— Challenge —
Go through the material and write it all out exactly, minus the pictures.

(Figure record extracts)
<<<<

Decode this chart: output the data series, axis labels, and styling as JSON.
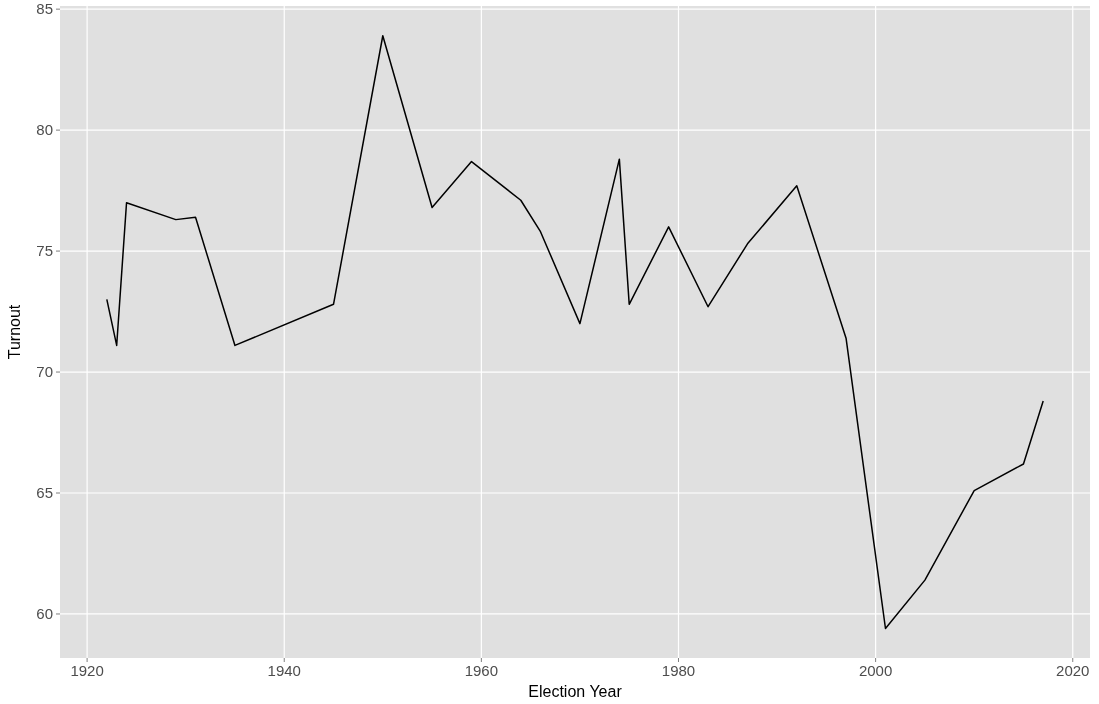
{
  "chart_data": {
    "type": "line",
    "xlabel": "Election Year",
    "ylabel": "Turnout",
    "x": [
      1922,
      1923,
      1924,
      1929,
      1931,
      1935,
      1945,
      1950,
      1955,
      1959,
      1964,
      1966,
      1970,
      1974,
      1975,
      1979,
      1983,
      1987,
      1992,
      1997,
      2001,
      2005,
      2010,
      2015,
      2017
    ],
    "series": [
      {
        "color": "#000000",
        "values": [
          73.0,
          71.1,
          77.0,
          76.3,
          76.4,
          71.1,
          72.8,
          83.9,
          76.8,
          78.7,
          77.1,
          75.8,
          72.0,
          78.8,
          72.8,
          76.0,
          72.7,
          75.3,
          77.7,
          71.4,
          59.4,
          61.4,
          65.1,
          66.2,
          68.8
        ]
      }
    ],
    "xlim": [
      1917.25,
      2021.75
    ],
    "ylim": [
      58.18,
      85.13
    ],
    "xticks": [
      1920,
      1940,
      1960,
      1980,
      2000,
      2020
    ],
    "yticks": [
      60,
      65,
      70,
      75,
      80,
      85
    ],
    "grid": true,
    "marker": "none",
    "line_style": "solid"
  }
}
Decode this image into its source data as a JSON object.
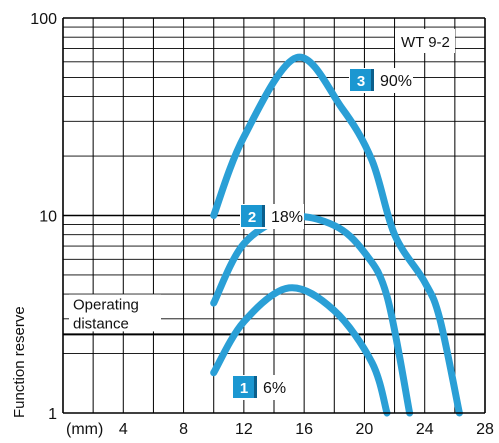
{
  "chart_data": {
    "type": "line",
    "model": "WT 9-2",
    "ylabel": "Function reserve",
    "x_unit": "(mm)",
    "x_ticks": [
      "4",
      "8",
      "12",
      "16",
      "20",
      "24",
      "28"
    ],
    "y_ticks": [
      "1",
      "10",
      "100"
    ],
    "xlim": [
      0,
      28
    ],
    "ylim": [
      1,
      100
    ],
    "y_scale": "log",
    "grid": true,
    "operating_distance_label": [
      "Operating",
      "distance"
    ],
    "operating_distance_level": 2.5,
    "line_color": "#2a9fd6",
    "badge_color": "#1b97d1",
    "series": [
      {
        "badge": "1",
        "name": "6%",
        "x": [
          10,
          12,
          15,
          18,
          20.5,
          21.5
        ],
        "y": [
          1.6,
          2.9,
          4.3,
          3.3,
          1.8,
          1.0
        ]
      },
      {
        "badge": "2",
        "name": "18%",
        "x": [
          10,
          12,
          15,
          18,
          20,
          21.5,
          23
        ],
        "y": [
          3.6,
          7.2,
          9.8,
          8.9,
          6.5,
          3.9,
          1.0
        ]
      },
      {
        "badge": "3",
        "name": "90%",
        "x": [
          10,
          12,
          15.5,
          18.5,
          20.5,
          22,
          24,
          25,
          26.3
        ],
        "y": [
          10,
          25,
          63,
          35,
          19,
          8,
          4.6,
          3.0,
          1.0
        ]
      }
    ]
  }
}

>>>>

— Problem solution —
Decode this chart: output the data series, axis labels, and styling as JSON.
{
  "chart_data": {
    "type": "line",
    "xlabel": "Election Year",
    "ylabel": "Turnout",
    "x": [
      1922,
      1923,
      1924,
      1929,
      1931,
      1935,
      1945,
      1950,
      1955,
      1959,
      1964,
      1966,
      1970,
      1974,
      1975,
      1979,
      1983,
      1987,
      1992,
      1997,
      2001,
      2005,
      2010,
      2015,
      2017
    ],
    "series": [
      {
        "color": "#000000",
        "values": [
          73.0,
          71.1,
          77.0,
          76.3,
          76.4,
          71.1,
          72.8,
          83.9,
          76.8,
          78.7,
          77.1,
          75.8,
          72.0,
          78.8,
          72.8,
          76.0,
          72.7,
          75.3,
          77.7,
          71.4,
          59.4,
          61.4,
          65.1,
          66.2,
          68.8
        ]
      }
    ],
    "xlim": [
      1917.25,
      2021.75
    ],
    "ylim": [
      58.18,
      85.13
    ],
    "xticks": [
      1920,
      1940,
      1960,
      1980,
      2000,
      2020
    ],
    "yticks": [
      60,
      65,
      70,
      75,
      80,
      85
    ],
    "grid": true,
    "marker": "none",
    "line_style": "solid"
  }
}
Decode this image into its source data as a JSON object.
{
  "chart_data": {
    "type": "line",
    "model": "WT 9-2",
    "ylabel": "Function reserve",
    "x_unit": "(mm)",
    "x_ticks": [
      "4",
      "8",
      "12",
      "16",
      "20",
      "24",
      "28"
    ],
    "y_ticks": [
      "1",
      "10",
      "100"
    ],
    "xlim": [
      0,
      28
    ],
    "ylim": [
      1,
      100
    ],
    "y_scale": "log",
    "grid": true,
    "operating_distance_label": [
      "Operating",
      "distance"
    ],
    "operating_distance_level": 2.5,
    "line_color": "#2a9fd6",
    "badge_color": "#1b97d1",
    "series": [
      {
        "badge": "1",
        "name": "6%",
        "x": [
          10,
          12,
          15,
          18,
          20.5,
          21.5
        ],
        "y": [
          1.6,
          2.9,
          4.3,
          3.3,
          1.8,
          1.0
        ]
      },
      {
        "badge": "2",
        "name": "18%",
        "x": [
          10,
          12,
          15,
          18,
          20,
          21.5,
          23
        ],
        "y": [
          3.6,
          7.2,
          9.8,
          8.9,
          6.5,
          3.9,
          1.0
        ]
      },
      {
        "badge": "3",
        "name": "90%",
        "x": [
          10,
          12,
          15.5,
          18.5,
          20.5,
          22,
          24,
          25,
          26.3
        ],
        "y": [
          10,
          25,
          63,
          35,
          19,
          8,
          4.6,
          3.0,
          1.0
        ]
      }
    ]
  }
}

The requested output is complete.